The plan followed the Murphy administration’s announcement in January of a $16 million incentive program designed to cut emissions in two environmental justice communities close to ports. The state will award vouchers of between $25,000 and $100,000 to fund the purchase of electric medium- and heavy-duty zero-emission trucks within 10 miles of Newark, an area that includes most of the Port of New York and New Jersey, and Camden, home to the far smaller South Jersey Port Corp. (SJPC).
Emissions from the Port of New York and New Jersey, the largest port on the East Coast, have long been a concern for Newark area residents and environmental groups, reflecting a dynamic that has played out at ports across the country, especially in California. The dramatic rise in cargo volumes through many U.S. ports in recent years has increased truck and vessel traffic, raising emissions that impact nearby communities. That has forced ports to try to pursue efforts to cut pollution and protect area residents without impairing the cargo flow that is vital to the economy.
In the Port of New York and New Jersey, that dynamic is felt most strongly in New Jersey, which hosts the four largest of the port’s six container terminals. Together those four handle 90% of the port’s containerized cargo.
Murphy’s initiatives reflect his drive to put the state on track for 100% clean energy by 2050, in part by reducing energy consumption and emissions in transportation, which accounts for 42% of greenhouse gas emissions in New Jersey, according to the New Jersey Department of Environmental Protection (DEP).

========================

GOAL A: Condense the paragraph of the port emissions passage that begins "In the Port of New York and New Jersey" into a short bulleted list that keeps its main facts.
GOAL B: Update the entries from their start through the line containing "caption-species-ids: (28, 43, 52), (1443, 912, 1602, 940)", changing "data-point" to "marker" and leaving everything else as it is. Return only those lines.
The port emissions passage and the entries after it come from unrelated sources.

DATA IN THIS EXERCISE:
========================

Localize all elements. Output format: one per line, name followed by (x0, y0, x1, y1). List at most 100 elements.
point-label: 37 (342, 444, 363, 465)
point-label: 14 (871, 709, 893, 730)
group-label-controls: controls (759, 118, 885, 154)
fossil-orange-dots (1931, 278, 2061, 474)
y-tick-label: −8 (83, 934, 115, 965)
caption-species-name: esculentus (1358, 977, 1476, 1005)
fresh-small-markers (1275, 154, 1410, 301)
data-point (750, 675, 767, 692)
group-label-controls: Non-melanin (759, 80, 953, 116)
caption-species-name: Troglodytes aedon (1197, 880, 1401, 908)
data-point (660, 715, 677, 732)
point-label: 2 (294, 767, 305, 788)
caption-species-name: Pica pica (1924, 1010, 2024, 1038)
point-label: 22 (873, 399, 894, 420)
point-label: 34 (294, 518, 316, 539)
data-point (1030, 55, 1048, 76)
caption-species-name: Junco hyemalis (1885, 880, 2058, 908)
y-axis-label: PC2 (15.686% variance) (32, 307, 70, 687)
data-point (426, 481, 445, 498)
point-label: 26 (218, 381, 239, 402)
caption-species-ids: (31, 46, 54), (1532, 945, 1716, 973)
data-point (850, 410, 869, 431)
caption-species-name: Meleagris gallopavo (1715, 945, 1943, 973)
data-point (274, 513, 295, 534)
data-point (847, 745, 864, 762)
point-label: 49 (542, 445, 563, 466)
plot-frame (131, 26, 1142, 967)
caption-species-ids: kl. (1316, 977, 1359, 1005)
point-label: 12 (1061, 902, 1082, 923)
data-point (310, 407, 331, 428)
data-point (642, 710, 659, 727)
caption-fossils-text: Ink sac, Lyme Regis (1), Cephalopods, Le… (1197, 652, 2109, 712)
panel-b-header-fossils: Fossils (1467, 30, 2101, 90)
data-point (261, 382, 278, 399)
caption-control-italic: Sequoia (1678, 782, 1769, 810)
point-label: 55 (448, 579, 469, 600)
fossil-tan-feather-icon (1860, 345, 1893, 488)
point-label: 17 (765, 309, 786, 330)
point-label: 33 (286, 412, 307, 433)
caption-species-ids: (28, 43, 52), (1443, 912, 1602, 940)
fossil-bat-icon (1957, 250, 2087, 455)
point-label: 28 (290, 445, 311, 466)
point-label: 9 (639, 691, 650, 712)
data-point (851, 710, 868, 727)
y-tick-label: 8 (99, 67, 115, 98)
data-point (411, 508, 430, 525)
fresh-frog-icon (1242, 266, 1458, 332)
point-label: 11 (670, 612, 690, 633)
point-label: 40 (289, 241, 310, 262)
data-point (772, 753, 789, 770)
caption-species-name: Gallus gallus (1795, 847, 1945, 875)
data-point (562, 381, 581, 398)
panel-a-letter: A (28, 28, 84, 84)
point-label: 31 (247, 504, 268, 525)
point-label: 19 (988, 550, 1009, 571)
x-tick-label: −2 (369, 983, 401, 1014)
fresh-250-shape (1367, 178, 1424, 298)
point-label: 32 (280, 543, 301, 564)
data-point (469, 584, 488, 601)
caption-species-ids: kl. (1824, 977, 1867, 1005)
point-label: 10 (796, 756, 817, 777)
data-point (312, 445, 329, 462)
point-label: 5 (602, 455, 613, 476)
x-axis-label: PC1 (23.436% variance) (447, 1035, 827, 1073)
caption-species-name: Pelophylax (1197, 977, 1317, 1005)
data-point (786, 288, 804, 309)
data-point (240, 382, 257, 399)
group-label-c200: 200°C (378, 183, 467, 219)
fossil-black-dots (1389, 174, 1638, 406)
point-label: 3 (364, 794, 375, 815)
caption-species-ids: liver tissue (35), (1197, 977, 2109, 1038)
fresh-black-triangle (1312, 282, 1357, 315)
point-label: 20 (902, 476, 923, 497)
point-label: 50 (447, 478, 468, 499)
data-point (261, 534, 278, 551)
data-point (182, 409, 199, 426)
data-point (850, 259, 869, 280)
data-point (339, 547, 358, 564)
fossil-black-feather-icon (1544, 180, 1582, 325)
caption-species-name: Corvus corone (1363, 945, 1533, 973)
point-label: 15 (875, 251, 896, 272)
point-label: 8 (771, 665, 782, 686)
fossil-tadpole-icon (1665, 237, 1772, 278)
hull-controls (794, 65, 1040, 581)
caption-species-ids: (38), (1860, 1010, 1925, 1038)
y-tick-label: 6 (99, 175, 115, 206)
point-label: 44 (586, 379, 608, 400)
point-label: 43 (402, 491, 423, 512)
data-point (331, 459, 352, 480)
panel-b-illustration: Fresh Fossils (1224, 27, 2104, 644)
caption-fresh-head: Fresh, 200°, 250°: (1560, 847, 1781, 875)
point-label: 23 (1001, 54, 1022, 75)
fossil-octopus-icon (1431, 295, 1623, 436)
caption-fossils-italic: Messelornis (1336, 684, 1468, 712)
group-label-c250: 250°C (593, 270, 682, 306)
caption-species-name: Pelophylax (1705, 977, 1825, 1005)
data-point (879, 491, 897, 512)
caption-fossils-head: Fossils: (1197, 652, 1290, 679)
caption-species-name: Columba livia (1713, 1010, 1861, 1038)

========================

COMPLETE ANSWER A:
- The emissions concern at the Port of New York and New Jersey is felt most strongly in New Jersey.
- New Jersey hosts the four largest of the port's six container terminals.
- Those four terminals together handle 90% of the port's containerized cargo.

COMPLETE ANSWER B:
Localize all elements. Output format: one per line, name followed by (x0, y0, x1, y1). List at most 100 elements.
point-label: 37 (342, 444, 363, 465)
point-label: 14 (871, 709, 893, 730)
group-label-controls: controls (759, 118, 885, 154)
fossil-orange-dots (1931, 278, 2061, 474)
y-tick-label: −8 (83, 934, 115, 965)
caption-species-name: esculentus (1358, 977, 1476, 1005)
fresh-small-markers (1275, 154, 1410, 301)
marker (750, 675, 767, 692)
group-label-controls: Non-melanin (759, 80, 953, 116)
caption-species-name: Troglodytes aedon (1197, 880, 1401, 908)
marker (660, 715, 677, 732)
point-label: 2 (294, 767, 305, 788)
caption-species-name: Pica pica (1924, 1010, 2024, 1038)
point-label: 22 (873, 399, 894, 420)
point-label: 34 (294, 518, 316, 539)
marker (1030, 55, 1048, 76)
caption-species-name: Junco hyemalis (1885, 880, 2058, 908)
y-axis-label: PC2 (15.686% variance) (32, 307, 70, 687)
marker (426, 481, 445, 498)
point-label: 26 (218, 381, 239, 402)
caption-species-ids: (31, 46, 54), (1532, 945, 1716, 973)
marker (850, 410, 869, 431)
caption-species-name: Meleagris gallopavo (1715, 945, 1943, 973)
marker (274, 513, 295, 534)
marker (847, 745, 864, 762)
point-label: 49 (542, 445, 563, 466)
plot-frame (131, 26, 1142, 967)
caption-species-ids: kl. (1316, 977, 1359, 1005)
point-label: 12 (1061, 902, 1082, 923)
marker (310, 407, 331, 428)
marker (642, 710, 659, 727)
caption-fossils-text: Ink sac, Lyme Regis (1), Cephalopods, Le… (1197, 652, 2109, 712)
panel-b-header-fossils: Fossils (1467, 30, 2101, 90)
marker (261, 382, 278, 399)
caption-control-italic: Sequoia (1678, 782, 1769, 810)
point-label: 55 (448, 579, 469, 600)
fossil-tan-feather-icon (1860, 345, 1893, 488)
point-label: 17 (765, 309, 786, 330)
point-label: 33 (286, 412, 307, 433)
caption-species-ids: (28, 43, 52), (1443, 912, 1602, 940)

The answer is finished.